INSTRUCTIONS TO FOLLOW> Write out the entries below once more, exactly, with the pictures left out.

RECORDS FOR THE EXERCISE>
++++

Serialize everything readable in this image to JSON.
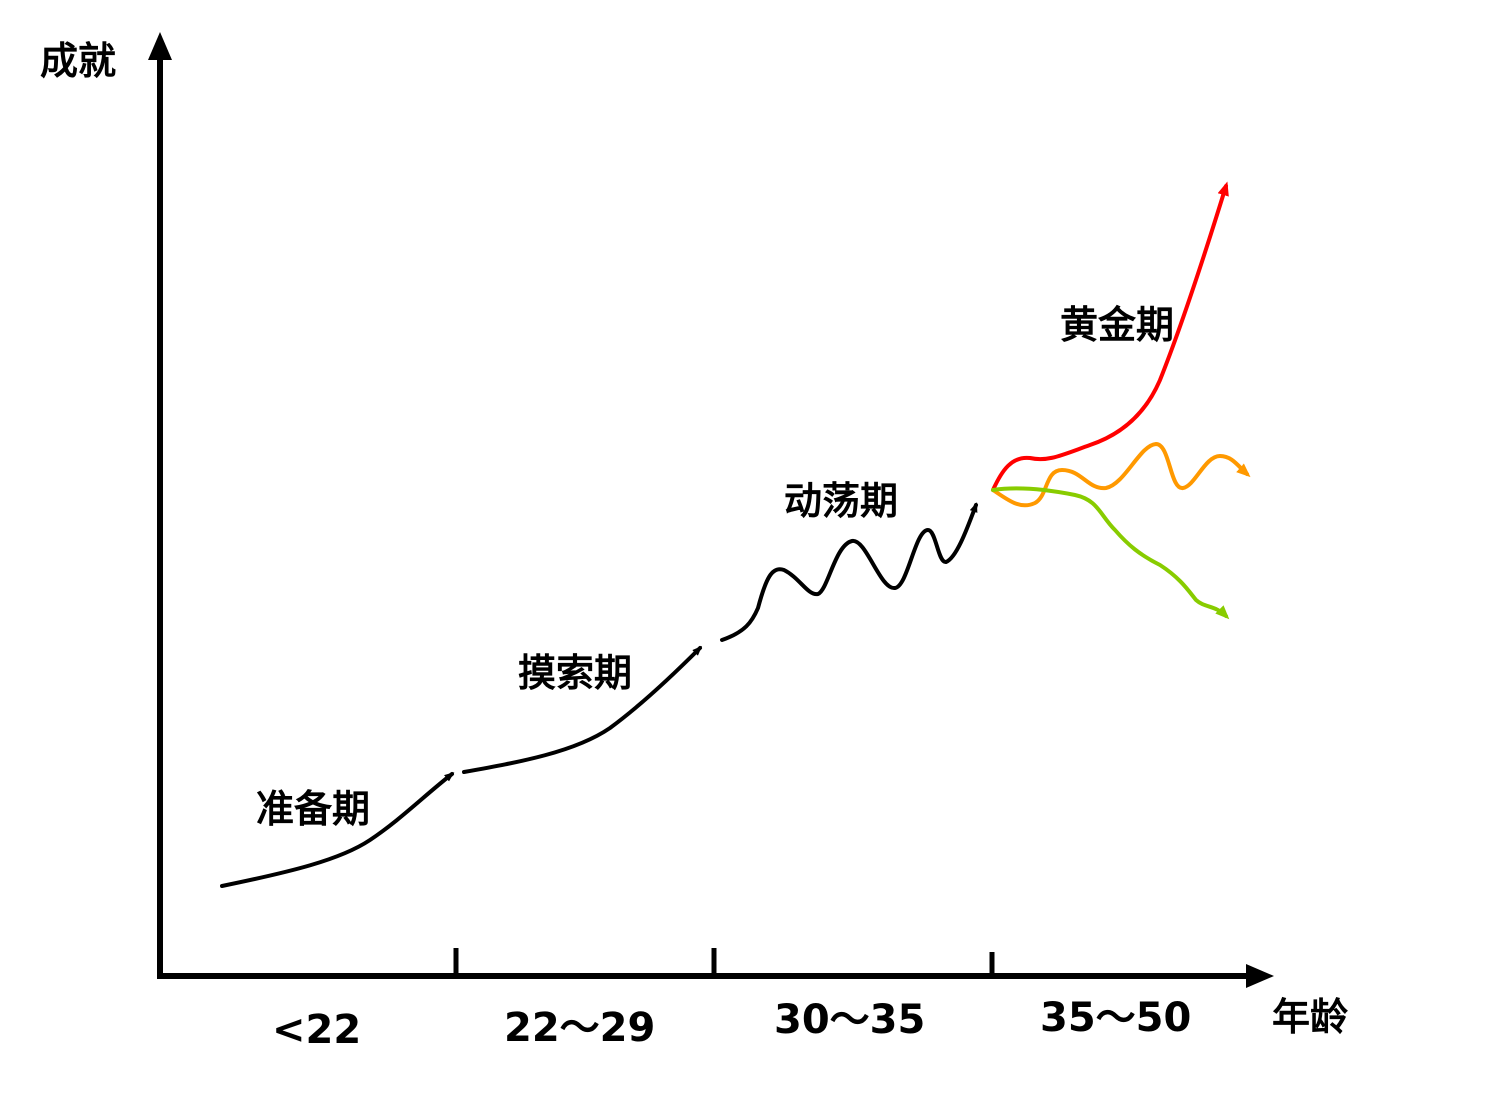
{
  "axes": {
    "y_label": "成就",
    "x_label": "年龄"
  },
  "phases": [
    {
      "name": "准备期",
      "age_range": "<22"
    },
    {
      "name": "摸索期",
      "age_range": "22～29"
    },
    {
      "name": "动荡期",
      "age_range": "30～35"
    },
    {
      "name": "黄金期",
      "age_range": "35～50"
    }
  ],
  "colors": {
    "axis": "#000000",
    "curve": "#000000",
    "branch_up": "#ff0000",
    "branch_flat": "#ff9900",
    "branch_down": "#88cc00"
  }
}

++++

EXPECTED OUTPUT>
Serialize everything readable in this image to JSON.
{
  "axes": {
    "y_label": "成就",
    "x_label": "年龄"
  },
  "phases": [
    {
      "name": "准备期",
      "age_range": "<22"
    },
    {
      "name": "摸索期",
      "age_range": "22～29"
    },
    {
      "name": "动荡期",
      "age_range": "30～35"
    },
    {
      "name": "黄金期",
      "age_range": "35～50"
    }
  ],
  "colors": {
    "axis": "#000000",
    "curve": "#000000",
    "branch_up": "#ff0000",
    "branch_flat": "#ff9900",
    "branch_down": "#88cc00"
  }
}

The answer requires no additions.